▶ [Problem details]: Where a line contains the string "Ilmiy", copy that line.

▶ [Source material]:

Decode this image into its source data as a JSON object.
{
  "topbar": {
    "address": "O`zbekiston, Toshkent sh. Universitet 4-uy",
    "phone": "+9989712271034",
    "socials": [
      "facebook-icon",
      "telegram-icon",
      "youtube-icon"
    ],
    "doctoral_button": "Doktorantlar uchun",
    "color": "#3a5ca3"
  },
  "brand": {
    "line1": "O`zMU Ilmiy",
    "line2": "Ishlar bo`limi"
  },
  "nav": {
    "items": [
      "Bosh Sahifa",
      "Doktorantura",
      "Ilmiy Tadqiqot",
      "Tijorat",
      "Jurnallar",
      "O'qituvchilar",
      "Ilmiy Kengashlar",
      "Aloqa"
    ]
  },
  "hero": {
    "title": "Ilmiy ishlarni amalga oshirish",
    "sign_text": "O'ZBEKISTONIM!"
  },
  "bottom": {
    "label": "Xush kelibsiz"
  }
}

▶ [Result]:
    "line1": "O`zMU Ilmiy",
      "Ilmiy Tadqiqot",
      "Ilmiy Kengashlar",
    "title": "Ilmiy ishlarni amalga oshirish",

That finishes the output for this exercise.